**BRANO SCELTO**
Decenni di egemonia del neoliberismo, con la sua esaltazione dell’individualismo radicale, hanno reso i cittadini propensi a seguire i messaggi politici di chi li assolve da ogni responsabilità per stili di vita che aumentano il contagio o il degrado ambientale e, di conseguenza, si guarda bene dal ricordargli che hanno anche dei doveri verso gli altri (Zorzoli 2020a) (…).

Tra i conti fatti senza l’oste va aggiunto anche l’aumento dell’età media della popolazione nei paesi sviluppati, che vede l’Italia in pole position. Gli anziani sono meno propensi a farsi carico di problemi che trascendono il loro orizzonte temporale (…).

Questioni di consenso e convenienza politica, che tengono in conto anche l’età media della popolazione votante

È insomma lunga la strada da percorrere prima che trovi largo consenso un’incisiva politica di decarbonizzazione, in grado quindi di trasformare in profondità l’attuale assetto economico e sociale. E ancora più lungo è il tragitto che ci separa dall’idea condivisa che la sostenibilità dello sviluppo richieda anche cambiamenti degli attuali «stili di vita», destinati a incidere sui comportamenti quotidiani: dalla dieta alimentare alla scelta dei mezzi di trasporto, dalla gestione oculata dei consumi alla selezione, negli acquisti, di prodotti ecocompatibili e di lunga durata.

**CONSEGNA 1**
Raccogli dai record che seguono ogni riga in cui compare la stringa "star" e trascrivila senza modifiche.

**MATERIALE FORNITO**
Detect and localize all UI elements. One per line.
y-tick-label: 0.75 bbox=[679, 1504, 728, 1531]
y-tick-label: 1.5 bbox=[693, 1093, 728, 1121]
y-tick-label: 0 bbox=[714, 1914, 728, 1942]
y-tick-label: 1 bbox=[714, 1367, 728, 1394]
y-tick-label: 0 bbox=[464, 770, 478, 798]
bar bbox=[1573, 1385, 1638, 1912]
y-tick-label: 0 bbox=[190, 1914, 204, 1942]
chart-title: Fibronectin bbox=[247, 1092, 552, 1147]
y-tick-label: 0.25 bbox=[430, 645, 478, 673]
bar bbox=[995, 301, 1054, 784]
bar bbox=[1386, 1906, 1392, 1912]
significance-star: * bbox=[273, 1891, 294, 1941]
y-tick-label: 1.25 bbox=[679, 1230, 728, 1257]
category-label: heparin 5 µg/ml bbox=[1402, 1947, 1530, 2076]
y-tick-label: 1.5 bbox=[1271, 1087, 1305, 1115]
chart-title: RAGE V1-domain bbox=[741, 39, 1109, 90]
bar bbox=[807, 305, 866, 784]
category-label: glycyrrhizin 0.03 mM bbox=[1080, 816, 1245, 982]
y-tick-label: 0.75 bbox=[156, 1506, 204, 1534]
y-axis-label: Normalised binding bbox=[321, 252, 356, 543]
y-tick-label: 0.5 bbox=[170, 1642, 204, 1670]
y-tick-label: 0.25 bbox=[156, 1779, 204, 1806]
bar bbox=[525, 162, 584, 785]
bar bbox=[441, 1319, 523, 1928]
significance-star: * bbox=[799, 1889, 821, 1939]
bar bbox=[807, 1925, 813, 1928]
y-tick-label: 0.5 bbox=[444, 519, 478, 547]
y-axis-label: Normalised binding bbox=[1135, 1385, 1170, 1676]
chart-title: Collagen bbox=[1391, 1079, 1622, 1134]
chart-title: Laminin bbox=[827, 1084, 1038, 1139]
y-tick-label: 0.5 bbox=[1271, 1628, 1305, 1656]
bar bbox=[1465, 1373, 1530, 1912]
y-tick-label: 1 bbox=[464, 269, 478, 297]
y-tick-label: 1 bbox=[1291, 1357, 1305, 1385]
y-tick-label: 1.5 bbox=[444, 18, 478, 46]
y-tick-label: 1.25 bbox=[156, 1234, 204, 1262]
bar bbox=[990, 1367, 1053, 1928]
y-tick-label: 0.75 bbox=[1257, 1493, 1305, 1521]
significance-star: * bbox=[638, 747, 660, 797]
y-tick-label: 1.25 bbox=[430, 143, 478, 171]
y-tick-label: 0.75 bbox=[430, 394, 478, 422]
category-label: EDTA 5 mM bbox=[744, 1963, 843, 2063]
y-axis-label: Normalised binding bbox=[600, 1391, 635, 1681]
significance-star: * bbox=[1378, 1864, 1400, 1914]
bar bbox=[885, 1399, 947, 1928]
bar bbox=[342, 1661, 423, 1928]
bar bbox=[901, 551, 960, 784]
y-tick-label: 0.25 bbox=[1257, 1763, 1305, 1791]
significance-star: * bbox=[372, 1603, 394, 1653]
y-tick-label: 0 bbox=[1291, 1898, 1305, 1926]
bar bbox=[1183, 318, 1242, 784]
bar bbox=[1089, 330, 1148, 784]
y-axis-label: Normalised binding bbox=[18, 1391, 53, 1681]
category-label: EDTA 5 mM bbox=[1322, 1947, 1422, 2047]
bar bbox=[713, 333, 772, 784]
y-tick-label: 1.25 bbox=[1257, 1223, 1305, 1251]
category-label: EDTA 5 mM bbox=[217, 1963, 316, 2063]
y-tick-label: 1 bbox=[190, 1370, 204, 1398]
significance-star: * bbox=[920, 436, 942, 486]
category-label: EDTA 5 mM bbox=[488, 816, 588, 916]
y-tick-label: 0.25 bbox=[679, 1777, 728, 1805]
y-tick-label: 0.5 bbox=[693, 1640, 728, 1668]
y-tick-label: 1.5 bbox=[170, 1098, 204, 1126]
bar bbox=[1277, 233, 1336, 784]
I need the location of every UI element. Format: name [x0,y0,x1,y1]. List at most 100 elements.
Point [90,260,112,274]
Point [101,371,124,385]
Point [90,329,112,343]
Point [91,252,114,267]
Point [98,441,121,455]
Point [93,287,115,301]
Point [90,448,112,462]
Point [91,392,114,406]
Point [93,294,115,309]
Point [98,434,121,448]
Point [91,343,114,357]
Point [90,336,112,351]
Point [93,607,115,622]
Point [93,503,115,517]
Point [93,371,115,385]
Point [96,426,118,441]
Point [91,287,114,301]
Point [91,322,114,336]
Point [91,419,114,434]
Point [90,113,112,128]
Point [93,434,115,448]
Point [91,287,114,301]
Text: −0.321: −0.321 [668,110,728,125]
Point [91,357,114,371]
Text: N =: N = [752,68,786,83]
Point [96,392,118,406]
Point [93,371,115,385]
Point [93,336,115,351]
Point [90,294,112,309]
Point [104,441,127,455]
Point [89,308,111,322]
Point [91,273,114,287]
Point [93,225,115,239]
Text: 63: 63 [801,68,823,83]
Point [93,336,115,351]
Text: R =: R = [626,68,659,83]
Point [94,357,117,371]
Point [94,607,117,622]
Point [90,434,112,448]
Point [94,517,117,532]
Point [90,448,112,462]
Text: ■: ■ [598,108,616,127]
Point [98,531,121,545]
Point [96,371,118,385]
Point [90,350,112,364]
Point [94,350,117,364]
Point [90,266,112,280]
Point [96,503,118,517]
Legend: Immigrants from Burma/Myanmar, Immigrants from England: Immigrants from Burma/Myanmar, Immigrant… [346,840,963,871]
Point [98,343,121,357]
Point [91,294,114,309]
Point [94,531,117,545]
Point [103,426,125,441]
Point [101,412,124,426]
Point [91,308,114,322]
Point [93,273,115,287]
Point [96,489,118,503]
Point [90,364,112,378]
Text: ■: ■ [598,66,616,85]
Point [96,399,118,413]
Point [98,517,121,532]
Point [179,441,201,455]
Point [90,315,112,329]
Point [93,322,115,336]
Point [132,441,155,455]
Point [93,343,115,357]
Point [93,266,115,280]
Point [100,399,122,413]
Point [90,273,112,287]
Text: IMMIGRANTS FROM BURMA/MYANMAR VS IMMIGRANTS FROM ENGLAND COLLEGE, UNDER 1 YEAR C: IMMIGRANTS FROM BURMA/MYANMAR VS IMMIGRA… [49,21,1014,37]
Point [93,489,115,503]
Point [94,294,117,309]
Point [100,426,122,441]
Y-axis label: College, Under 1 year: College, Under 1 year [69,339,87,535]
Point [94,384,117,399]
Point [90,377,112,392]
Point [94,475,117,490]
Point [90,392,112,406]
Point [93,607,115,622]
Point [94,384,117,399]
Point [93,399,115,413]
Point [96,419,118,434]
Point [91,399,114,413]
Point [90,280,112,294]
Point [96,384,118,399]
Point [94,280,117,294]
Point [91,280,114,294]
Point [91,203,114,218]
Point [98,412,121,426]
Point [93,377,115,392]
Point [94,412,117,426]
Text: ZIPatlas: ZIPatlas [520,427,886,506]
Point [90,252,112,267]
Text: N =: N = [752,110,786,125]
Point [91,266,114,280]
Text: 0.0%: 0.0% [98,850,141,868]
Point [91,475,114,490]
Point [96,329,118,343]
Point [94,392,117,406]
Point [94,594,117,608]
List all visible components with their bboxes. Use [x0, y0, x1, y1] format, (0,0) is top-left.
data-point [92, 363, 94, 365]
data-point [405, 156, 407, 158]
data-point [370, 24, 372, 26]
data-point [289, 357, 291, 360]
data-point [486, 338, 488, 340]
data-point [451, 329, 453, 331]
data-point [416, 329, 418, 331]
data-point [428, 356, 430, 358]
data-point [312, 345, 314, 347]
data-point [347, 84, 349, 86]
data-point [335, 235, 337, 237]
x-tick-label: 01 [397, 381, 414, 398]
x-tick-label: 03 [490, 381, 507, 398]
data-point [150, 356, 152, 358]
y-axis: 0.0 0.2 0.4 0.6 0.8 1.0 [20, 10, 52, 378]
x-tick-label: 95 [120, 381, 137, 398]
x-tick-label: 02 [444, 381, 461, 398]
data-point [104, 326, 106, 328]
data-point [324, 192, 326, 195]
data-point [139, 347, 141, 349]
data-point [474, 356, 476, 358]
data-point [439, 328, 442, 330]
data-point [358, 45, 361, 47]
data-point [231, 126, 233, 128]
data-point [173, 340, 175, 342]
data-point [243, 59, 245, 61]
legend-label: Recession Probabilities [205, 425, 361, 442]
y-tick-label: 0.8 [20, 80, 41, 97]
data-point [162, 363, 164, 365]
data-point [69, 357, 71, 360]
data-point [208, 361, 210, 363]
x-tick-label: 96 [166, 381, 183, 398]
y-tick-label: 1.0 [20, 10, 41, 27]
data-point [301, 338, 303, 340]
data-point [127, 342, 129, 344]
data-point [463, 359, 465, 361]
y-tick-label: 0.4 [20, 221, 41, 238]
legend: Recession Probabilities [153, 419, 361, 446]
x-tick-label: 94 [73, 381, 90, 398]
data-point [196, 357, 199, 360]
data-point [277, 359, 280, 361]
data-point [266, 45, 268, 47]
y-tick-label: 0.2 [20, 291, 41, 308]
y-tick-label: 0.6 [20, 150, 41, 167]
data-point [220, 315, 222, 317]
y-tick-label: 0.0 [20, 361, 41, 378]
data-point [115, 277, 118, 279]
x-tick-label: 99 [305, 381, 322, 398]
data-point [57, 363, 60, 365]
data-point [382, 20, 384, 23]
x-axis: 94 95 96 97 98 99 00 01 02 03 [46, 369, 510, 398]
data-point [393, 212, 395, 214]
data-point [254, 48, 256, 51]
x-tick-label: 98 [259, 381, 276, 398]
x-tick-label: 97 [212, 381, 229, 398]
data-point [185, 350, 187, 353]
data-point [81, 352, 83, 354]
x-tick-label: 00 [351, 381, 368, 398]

**CONSEGNA 2**
Prosegui il brano sulla politica di decarbonizzazione, riportato prima dei record, scrivendo il seguito dopo la sua ultima frase.

**SOLUZIONE 1**
significance-star: * bbox=[273, 1891, 294, 1941]
significance-star: * bbox=[799, 1889, 821, 1939]
significance-star: * bbox=[638, 747, 660, 797]
significance-star: * bbox=[1378, 1864, 1400, 1914]
significance-star: * bbox=[372, 1603, 394, 1653]
significance-star: * bbox=[920, 436, 942, 486]

**SOLUZIONE 2**
La fattibilità dei nuovi obiettivi di decarbonizzazione, indicati dalla Commissione europea, è innanzitutto condizionata da alcuni fattori intrinseci: disponibilità delle tecnologie, propensione all’investimento, adeguatezza delle procedure autorizzative, misure atte a favorire la riconversione produttiva di alcuni settori industriali. E su questi si soffermeranno i prossimi paragrafi (…).”

Poiché tutti gli Stati membri sono uguali, ma la Germania è più uguale degli altri

L’analisi muove quindi sul peso egemonico della Germania nel determinarne gli obiettivi del piano della Commissione (1. I nuovi obiettivi europei sulla scia della Germania). L’autore ripercorre l’influenza tedesca sui piani energetici e climatici dell’Unione stabiliti sulla base non degli interessi comunitari, bensì del “rapporto incestuoso esistente in Germania tra governo e industria”.

Il successivo paragrafo si concentra su cosa comporta per il nostro Paese triplicare l’obiettivo di decarbonizzazione, anziché raddoppiarlo come era previsto nell’obiettivo incorporato nel PNIEC (2. Le ricadute sulla produzione elettrica). “Per avere un’idea dell’accelerazione richiesta, nel corso del 2019 sono stati installati impianti fotovoltaici per circa 750 MW, mentre a partire dall’anno prossimo, e per tutto il prossimo decennio, dovremo mediamente aggiungere 4.400 MW ogni anno, cioè 5,9 volte tanto”. La parte propositiva su questo fronte è riservata alla presentazione di un “tecnologia che sta riscuotendo interesse nel mondo agricolo”: l’agro-fotovoltaico.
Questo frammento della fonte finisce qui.